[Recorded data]
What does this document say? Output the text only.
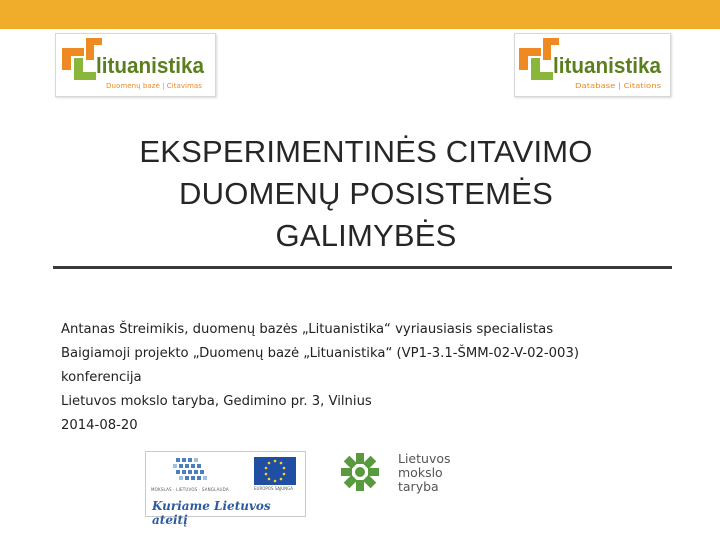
lituanistika
Duomenų bazė | Citavimas
lituanistika
Database | Citations
EKSPERIMENTINĖS CITAVIMO
DUOMENŲ POSISTEMĖS
GALIMYBĖS
Antanas Štreimikis, duomenų bazės „Lituanistika“ vyriausiasis specialistas
Baigiamoji projekto „Duomenų bazė „Lituanistika“ (VP1-3.1-ŠMM-02-V-02-003)
konferencija
Lietuvos mokslo taryba, Gedimino pr. 3, Vilnius
2014-08-20
MOKSLAS · LIETUVOS · SANGLAUDA	EUROPOS SĄJUNGA
Kuriame Lietuvos ateitį
Lietuvos
mokslo
taryba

### Exercise requirements
Retype the data above exactly; pictures are not part of the copy.

### Output for this task
What does this document say? Output the text only.
lituanistika
Duomenų bazė | Citavimas
lituanistika
Database | Citations
EKSPERIMENTINĖS CITAVIMO
DUOMENŲ POSISTEMĖS
GALIMYBĖS
Antanas Štreimikis, duomenų bazės „Lituanistika“ vyriausiasis specialistas
Baigiamoji projekto „Duomenų bazė „Lituanistika“ (VP1-3.1-ŠMM-02-V-02-003)
konferencija
Lietuvos mokslo taryba, Gedimino pr. 3, Vilnius
2014-08-20
MOKSLAS · LIETUVOS · SANGLAUDA	EUROPOS SĄJUNGA
Kuriame Lietuvos ateitį
Lietuvos
mokslo
taryba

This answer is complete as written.